Je l’avais vu passer de l’ombre à la lumière lors de sa nomination comme résident général au Maroc, en 1912. Là, faisant preuve d’une intuition remarquable et d’un doigté diplomatique hors pair, il avait su rallier à sa cause, et à celle de la France, les populations. Son opiniâtreté, mêlée à un sens peu commun du caractère humain, avait transformé ce pays de fond en comble. Promu maréchal de France, élevé à la dignité de Grand-croix de la Légion d’honneur, rien ne lui avait manqué. Mais rien non plus ne lui avait été épargné. Sa détestation du politique avait fini par le perdre, le vouant aux gémonies.
Chaque année, lorsque je vais rendre hommage à l’empereur aux Invalides, je ne manque pas de faire le tour du tombeau du maréchal Lyautey, mort en 1934. Enterré là où il avait voulu reposer, au Maroc, les incertitudes liées à l’indépendance de ce pays avaient fait revenir ses cendres à Paris. Oui, je croyais tout savoir de ce grand Français, mais j’ignorais l’essentiel.

C’est Alain de Savigny qui, dans son dernier opus, m’a fait découvrir Inès de Bourgoing. Sa production littéraire, quasiment dédiée aux femmes, montre à quel point on peut être attaché au sexe faible. Faible ? Voire ! Dans un style enjoué, à la première personne, il nous révèle la personnalité tellement attachante de celle qui fut l’épouse du maréchal. Et si ce dernier a connu une vie bien remplie et marquée par le sceau du courage et de la probité, il en va de même pour Inès. Jugez-en !

## Données répertoriées

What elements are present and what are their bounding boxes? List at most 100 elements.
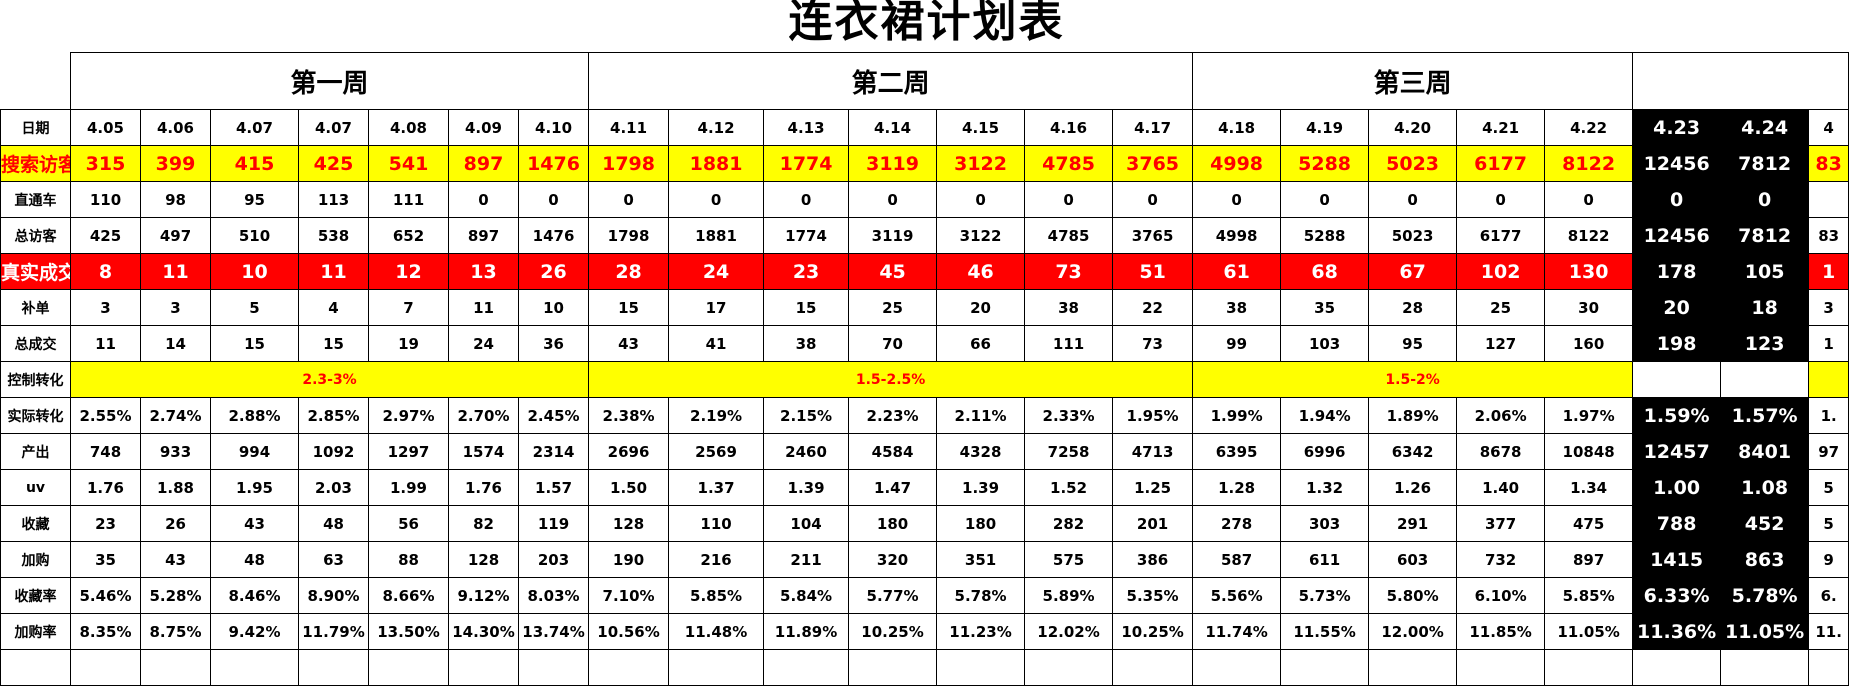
value-cell[interactable]: 17: [668, 289, 765, 326]
value-cell[interactable]: 12.00%: [1368, 613, 1458, 650]
value-cell[interactable]: 3: [1808, 289, 1850, 326]
value-cell[interactable]: 83: [1808, 145, 1850, 182]
row-label-favorites[interactable]: 收藏: [0, 505, 71, 542]
value-cell[interactable]: 48: [298, 505, 369, 542]
value-cell[interactable]: 18: [1720, 289, 1810, 326]
value-cell[interactable]: 15: [763, 289, 850, 326]
value-cell[interactable]: 28: [588, 253, 670, 290]
value-cell[interactable]: 2.70%: [448, 397, 519, 434]
value-cell[interactable]: 5.77%: [848, 577, 938, 614]
value-cell[interactable]: 2.33%: [1024, 397, 1114, 434]
value-cell[interactable]: 5: [210, 289, 299, 326]
value-cell[interactable]: 282: [1024, 505, 1114, 542]
value-cell[interactable]: 51: [1112, 253, 1194, 290]
value-cell[interactable]: 36: [517, 325, 590, 362]
value-cell[interactable]: 20: [936, 289, 1026, 326]
value-cell[interactable]: 35: [1280, 289, 1370, 326]
value-cell[interactable]: 82: [448, 505, 519, 542]
value-cell[interactable]: 9: [1808, 541, 1850, 578]
value-cell[interactable]: 377: [1456, 505, 1546, 542]
value-cell[interactable]: 66: [936, 325, 1026, 362]
value-cell[interactable]: 104: [763, 505, 850, 542]
value-cell[interactable]: 4998: [1192, 217, 1282, 254]
value-cell[interactable]: 5288: [1280, 145, 1370, 182]
value-cell[interactable]: 603: [1368, 541, 1458, 578]
value-cell[interactable]: 1.37: [668, 469, 765, 506]
value-cell[interactable]: 1.28: [1192, 469, 1282, 506]
value-cell[interactable]: 3122: [936, 145, 1026, 182]
value-cell[interactable]: 95: [1368, 325, 1458, 362]
value-cell[interactable]: 575: [1024, 541, 1114, 578]
value-cell[interactable]: 0: [668, 181, 765, 218]
row-label-add_cart[interactable]: 加购: [0, 541, 71, 578]
value-cell[interactable]: 30: [1544, 289, 1634, 326]
value-cell[interactable]: 13.50%: [368, 613, 449, 650]
value-cell[interactable]: 10848: [1544, 433, 1634, 470]
value-cell[interactable]: 11.05%: [1720, 613, 1810, 650]
value-cell[interactable]: 10: [517, 289, 590, 326]
value-cell[interactable]: 14.30%: [448, 613, 519, 650]
value-cell[interactable]: 1.00: [1632, 469, 1722, 506]
value-cell[interactable]: 25: [848, 289, 938, 326]
value-cell[interactable]: 0: [936, 181, 1026, 218]
value-cell[interactable]: 351: [936, 541, 1026, 578]
value-cell[interactable]: 23: [763, 253, 850, 290]
value-cell[interactable]: 3119: [848, 217, 938, 254]
date-cell[interactable]: 4.20: [1368, 109, 1458, 146]
value-cell[interactable]: 12456: [1632, 145, 1722, 182]
date-cell[interactable]: 4.07: [210, 109, 299, 146]
week-header-blank[interactable]: [1632, 52, 1850, 110]
value-cell[interactable]: 278: [1192, 505, 1282, 542]
value-cell[interactable]: 8.03%: [517, 577, 590, 614]
value-cell[interactable]: 6177: [1456, 217, 1546, 254]
row-label-control[interactable]: 控制转化: [0, 361, 71, 398]
value-cell[interactable]: 2.88%: [210, 397, 299, 434]
value-cell[interactable]: 11: [298, 253, 369, 290]
value-cell[interactable]: 56: [368, 505, 449, 542]
value-cell[interactable]: 1.59%: [1632, 397, 1722, 434]
value-cell[interactable]: 10.56%: [588, 613, 670, 650]
blank-cell[interactable]: [848, 649, 938, 686]
value-cell[interactable]: 425: [298, 145, 369, 182]
value-cell[interactable]: 43: [588, 325, 670, 362]
value-cell[interactable]: 8122: [1544, 217, 1634, 254]
value-cell[interactable]: 2569: [668, 433, 765, 470]
value-cell[interactable]: 4785: [1024, 145, 1114, 182]
value-cell[interactable]: 8.35%: [70, 613, 141, 650]
value-cell[interactable]: 12457: [1632, 433, 1722, 470]
value-cell[interactable]: 897: [448, 217, 519, 254]
value-cell[interactable]: 83: [1808, 217, 1850, 254]
value-cell[interactable]: 6.33%: [1632, 577, 1722, 614]
value-cell[interactable]: 9.42%: [210, 613, 299, 650]
value-cell[interactable]: 99: [1192, 325, 1282, 362]
value-cell[interactable]: 2.45%: [517, 397, 590, 434]
value-cell[interactable]: 103: [1280, 325, 1370, 362]
date-cell[interactable]: 4.09: [448, 109, 519, 146]
value-cell[interactable]: 5.89%: [1024, 577, 1114, 614]
control-band-1[interactable]: 2.3-3%: [69, 361, 590, 398]
value-cell[interactable]: 452: [1720, 505, 1810, 542]
value-cell[interactable]: 1.47: [848, 469, 938, 506]
value-cell[interactable]: 43: [210, 505, 299, 542]
value-cell[interactable]: 8401: [1720, 433, 1810, 470]
value-cell[interactable]: 1.: [1808, 397, 1850, 434]
blank-cell[interactable]: [1280, 649, 1370, 686]
row-label-total_visitors[interactable]: 总访客: [0, 217, 71, 254]
value-cell[interactable]: 180: [848, 505, 938, 542]
value-cell[interactable]: 320: [848, 541, 938, 578]
value-cell[interactable]: 111: [1024, 325, 1114, 362]
value-cell[interactable]: 12456: [1632, 217, 1722, 254]
value-cell[interactable]: 0: [763, 181, 850, 218]
value-cell[interactable]: 2.11%: [936, 397, 1026, 434]
value-cell[interactable]: 8.75%: [140, 613, 211, 650]
date-cell[interactable]: 4.21: [1456, 109, 1546, 146]
value-cell[interactable]: 1.39: [763, 469, 850, 506]
value-cell[interactable]: 8122: [1544, 145, 1634, 182]
value-cell[interactable]: 415: [210, 145, 299, 182]
value-cell[interactable]: 180: [936, 505, 1026, 542]
value-cell[interactable]: 510: [210, 217, 299, 254]
value-cell[interactable]: 2.97%: [368, 397, 449, 434]
date-cell[interactable]: 4.16: [1024, 109, 1114, 146]
row-label-fav_rate[interactable]: 收藏率: [0, 577, 71, 614]
control-blank[interactable]: [1720, 361, 1810, 398]
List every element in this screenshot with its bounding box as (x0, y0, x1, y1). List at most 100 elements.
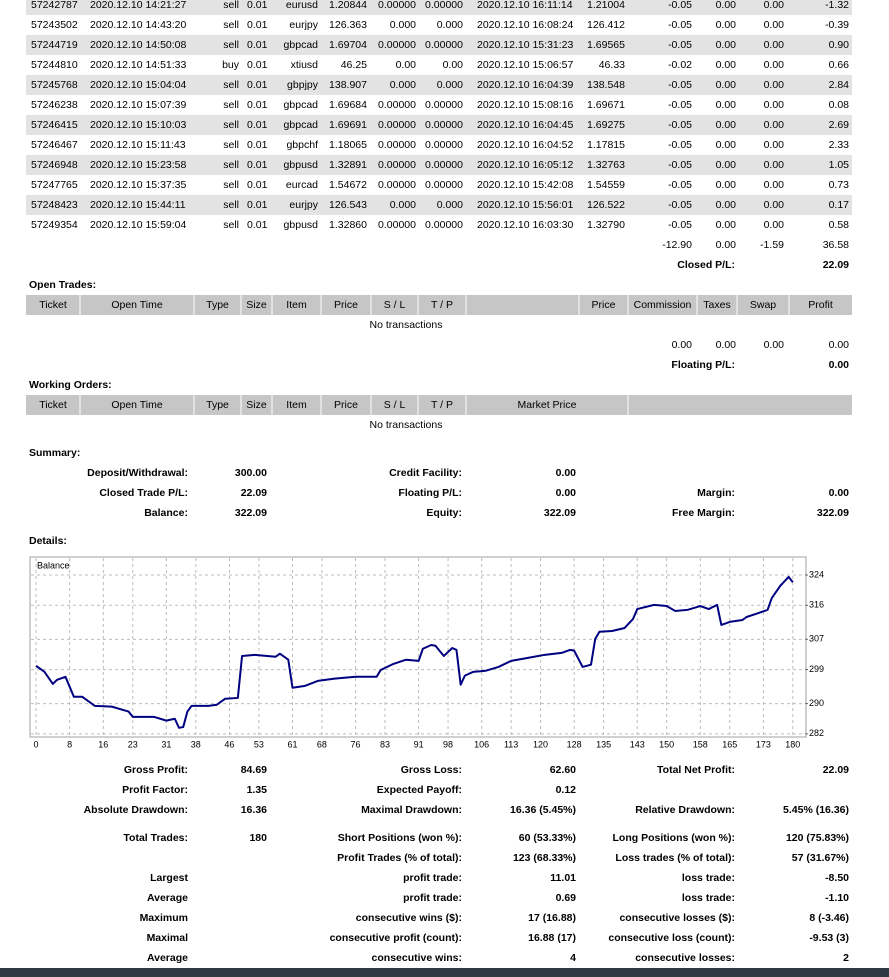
cell: 1.32790 (587, 219, 625, 231)
cell: -0.05 (668, 19, 692, 31)
label: Gross Loss: (401, 764, 462, 776)
cell: 126.543 (329, 199, 367, 211)
cell: 0.00 (764, 139, 785, 151)
row-background (26, 195, 852, 215)
cell: 2020.12.10 15:37:35 (90, 179, 187, 191)
x-tick-label: 0 (34, 739, 39, 749)
cell: 0.01 (247, 0, 268, 11)
cell: 0.00 (764, 179, 785, 191)
value: 57 (31.67%) (792, 852, 849, 864)
cell: 126.363 (329, 19, 367, 31)
cell: 2020.12.10 15:08:16 (477, 99, 574, 111)
cell: 1.69275 (587, 119, 625, 131)
label: Total Net Profit: (657, 764, 735, 776)
cell: 57249354 (31, 219, 78, 231)
label: consecutive profit (count): (330, 932, 462, 944)
cell: 0.73 (829, 179, 850, 191)
label: Expected Payoff: (377, 784, 462, 796)
cell: 0.00 (716, 199, 737, 211)
x-tick-label: 23 (128, 739, 138, 749)
x-tick-label: 68 (317, 739, 327, 749)
cell: 0.00 (764, 59, 785, 71)
label: Total Trades: (123, 832, 188, 844)
cell: 1.54559 (587, 179, 625, 191)
row-background (26, 115, 852, 135)
cell: 2020.12.10 14:50:08 (90, 39, 187, 51)
cell: -0.05 (668, 179, 692, 191)
column-header: Size (246, 299, 267, 311)
x-tick-label: 173 (756, 739, 771, 749)
cell: 2020.12.10 15:11:43 (90, 139, 186, 151)
value: 300.00 (235, 467, 267, 479)
cell: 0.00000 (378, 179, 416, 191)
total: -1.59 (760, 239, 784, 251)
cell: 0.00000 (425, 139, 463, 151)
cell: 0.00000 (425, 39, 463, 51)
cell: 0.00 (716, 139, 737, 151)
value: 62.60 (550, 764, 576, 776)
cell: 2.33 (829, 139, 850, 151)
cell: gbpcad (284, 119, 319, 131)
label: consecutive loss (count): (608, 932, 735, 944)
cell: -0.05 (668, 0, 692, 11)
cell: 0.00 (764, 159, 785, 171)
cell: 2020.12.10 15:59:04 (90, 219, 187, 231)
cell: 0.00000 (378, 39, 416, 51)
cell: 57243502 (31, 19, 78, 31)
x-tick-label: 53 (254, 739, 264, 749)
cell: 0.00000 (425, 99, 463, 111)
x-tick-label: 61 (287, 739, 297, 749)
cell: 126.412 (587, 19, 625, 31)
cell: 2020.12.10 16:04:39 (477, 79, 574, 91)
cell: 46.33 (599, 59, 625, 71)
cell: 1.20844 (329, 0, 367, 11)
cell: sell (223, 199, 239, 211)
label: Floating P/L: (398, 487, 462, 499)
total: 0.00 (829, 339, 850, 351)
x-tick-label: 158 (693, 739, 708, 749)
balance-line (35, 575, 794, 729)
cell: 138.907 (329, 79, 367, 91)
total: 0.00 (764, 339, 785, 351)
cell: 0.00000 (378, 0, 416, 11)
cell: 138.548 (587, 79, 625, 91)
cell: -1.32 (825, 0, 849, 11)
cell: buy (222, 59, 240, 71)
x-tick-label: 8 (67, 739, 72, 749)
cell: 1.21004 (587, 0, 625, 11)
cell: 2020.12.10 16:11:14 (477, 0, 573, 11)
cell: 0.000 (437, 79, 463, 91)
cell: sell (223, 159, 239, 171)
cell: 1.17815 (587, 139, 625, 151)
cell: 2020.12.10 15:07:39 (90, 99, 187, 111)
y-tick-label: 307 (809, 634, 824, 644)
cell: 0.00 (716, 0, 737, 11)
cell: 57242787 (31, 0, 78, 11)
cell: 0.01 (247, 159, 268, 171)
value: -9.53 (3) (809, 932, 849, 944)
x-tick-label: 83 (380, 739, 390, 749)
cell: 2.84 (829, 79, 850, 91)
value: 16.36 (241, 804, 267, 816)
cell: gbpchf (286, 139, 318, 151)
value: 60 (53.33%) (519, 832, 576, 844)
label: Profit Factor: (122, 784, 188, 796)
closed-pl-label: Closed P/L: (677, 259, 735, 271)
cell: 57246415 (31, 119, 78, 131)
cell: sell (223, 219, 239, 231)
cell: gbpcad (284, 99, 319, 111)
cell: 0.00 (764, 99, 785, 111)
chart-frame (29, 556, 807, 738)
column-header: T / P (431, 299, 453, 311)
y-tick-label: 282 (809, 728, 824, 738)
row-background (26, 35, 852, 55)
x-tick-label: 91 (414, 739, 424, 749)
cell: eurusd (286, 0, 318, 11)
cell: 1.69691 (329, 119, 367, 131)
label: Maximum (140, 912, 188, 924)
x-tick-label: 98 (443, 739, 453, 749)
value: 22.09 (241, 487, 267, 499)
cell: 0.00 (716, 159, 737, 171)
header-bar (26, 295, 852, 315)
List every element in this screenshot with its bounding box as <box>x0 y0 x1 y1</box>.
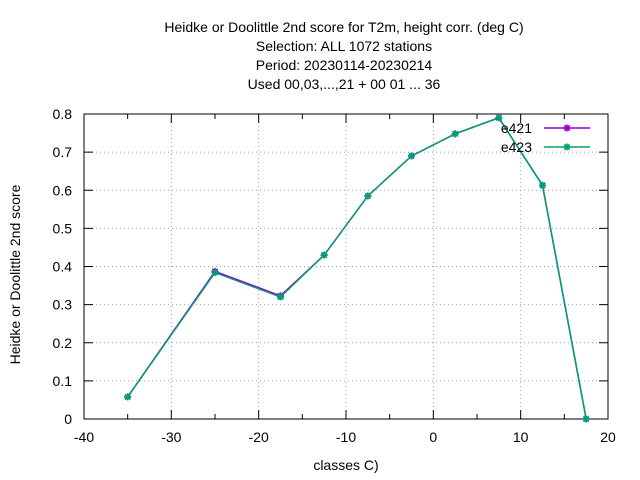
title-line-2: Period: 20230114-20230214 <box>256 57 433 73</box>
marker-d2 <box>364 192 372 200</box>
y-tick-label: 0.5 <box>53 220 73 236</box>
x-tick-label: -20 <box>249 429 269 445</box>
x-tick-label: -30 <box>161 429 181 445</box>
data-point-e423-3 <box>320 251 328 259</box>
marker-d2 <box>211 269 219 276</box>
y-tick-label: 0.2 <box>53 335 73 351</box>
x-tick-labels: -40 -30 -20 -10 0 10 20 <box>74 429 616 445</box>
marker-d2 <box>277 293 284 301</box>
x-tick-label: 10 <box>513 429 529 445</box>
y-tick-label: 0.4 <box>53 259 73 275</box>
marker-d2 <box>495 114 503 122</box>
series-line-e421 <box>127 116 587 420</box>
data-point-e423-8 <box>539 181 546 189</box>
y-tick-label: 0.7 <box>53 144 73 160</box>
title-line-0: Heidke or Doolittle 2nd score for T2m, h… <box>164 19 523 35</box>
legend: e421 e423 <box>501 120 590 155</box>
legend-marker-e423 <box>563 143 571 151</box>
y-tick-label: 0.8 <box>53 106 73 122</box>
data-point-e423-2 <box>277 293 284 301</box>
x-tick-label: 0 <box>429 429 437 445</box>
y-tick-label: 0 <box>64 411 72 427</box>
title-line-1: Selection: ALL 1072 stations <box>256 38 432 54</box>
data-point-e423-7 <box>495 114 503 122</box>
series-line-e423 <box>127 116 587 420</box>
data-point-e423-6 <box>451 130 459 138</box>
data-point-e423-4 <box>364 192 372 200</box>
x-tick-label: -40 <box>74 429 94 445</box>
x-axis-label: classes C) <box>313 457 378 473</box>
y-tick-labels: 0 0.1 0.2 0.3 0.4 0.5 0.6 0.7 0.8 <box>53 106 73 427</box>
grid <box>84 114 608 419</box>
title-line-3: Used 00,03,...,21 + 00 01 ... 36 <box>248 76 441 92</box>
data-point-e423-1 <box>211 269 219 277</box>
legend-label-e423: e423 <box>501 139 532 155</box>
legend-marker-e421 <box>563 124 571 132</box>
data-point-e423-0 <box>124 393 132 401</box>
marker-d2 <box>582 415 590 423</box>
x-tick-label: 20 <box>600 429 616 445</box>
chart-title: Heidke or Doolittle 2nd score for T2m, h… <box>164 19 523 92</box>
legend-label-e421: e421 <box>501 120 532 136</box>
marker-d2 <box>539 182 546 189</box>
series-lines <box>124 114 590 423</box>
data-point-e423-9 <box>582 415 590 423</box>
marker-d2 <box>408 152 415 160</box>
marker-d2 <box>451 130 459 138</box>
marker-d2 <box>124 393 131 401</box>
y-tick-label: 0.1 <box>53 373 73 389</box>
marker-d2 <box>563 124 571 132</box>
marker-d2 <box>563 143 571 151</box>
marker-d2 <box>320 251 328 259</box>
y-tick-label: 0.3 <box>53 297 73 313</box>
y-axis-label: Heidke or Doolittle 2nd score <box>7 184 23 364</box>
plot-frame <box>83 113 609 420</box>
data-point-e423-5 <box>408 152 415 160</box>
y-tick-label: 0.6 <box>53 182 73 198</box>
x-tick-label: -10 <box>336 429 356 445</box>
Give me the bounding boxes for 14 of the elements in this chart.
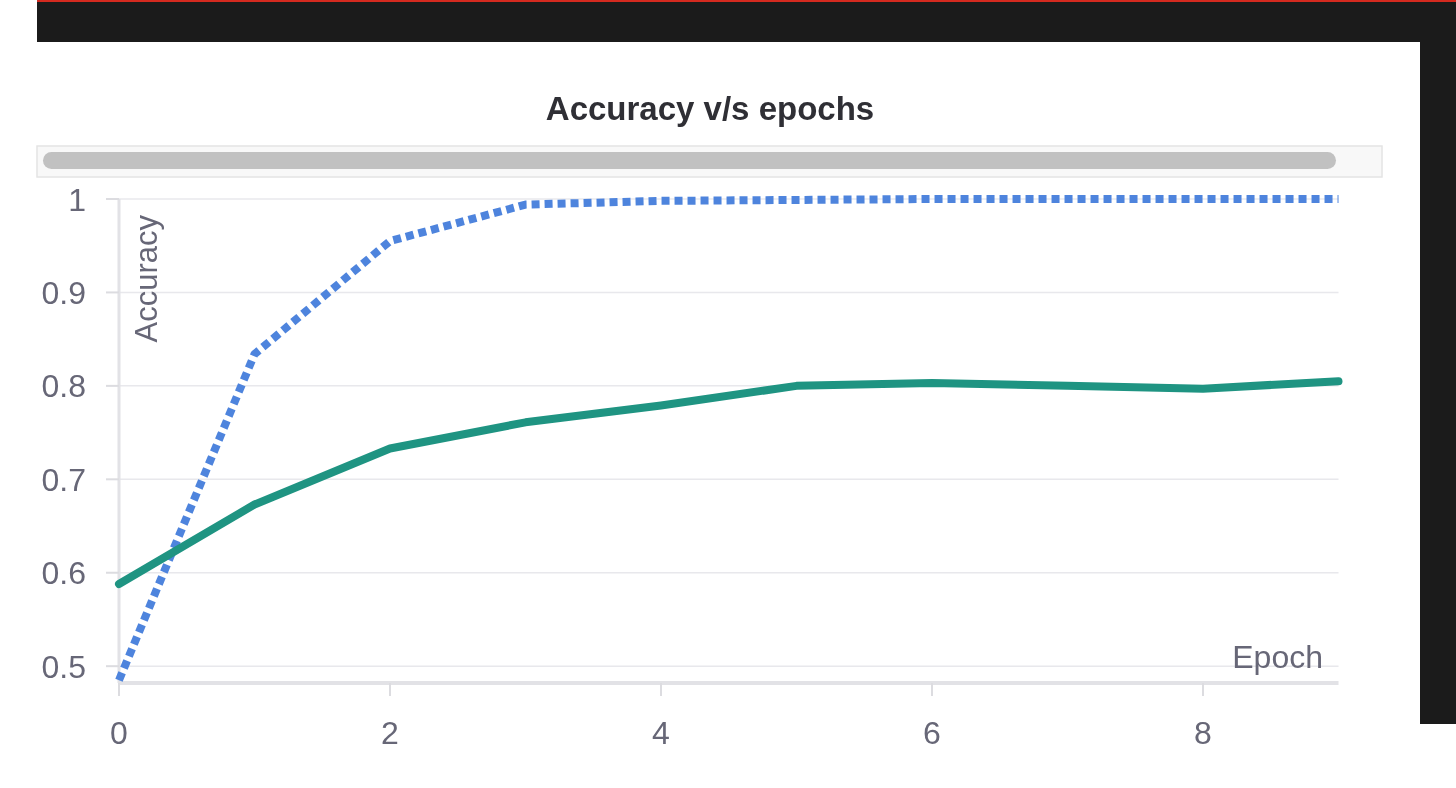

## Consigne
Répondez aux questions suivantes d'après l'extrait sur le maréchal Lyautey :
(a) En quelle année Lyautey a-t-il été nommé résident général au Maroc ?
(b) En quelle année est-il mort ?
(c) Qui a fait découvrir Inès de Bourgoing au narrateur ?
Les données n'ont aucun lien avec l'extrait.

## Résultat final
(a) En 1912.
(b) En 1934.
(c) Alain de Savigny, dans son dernier opus.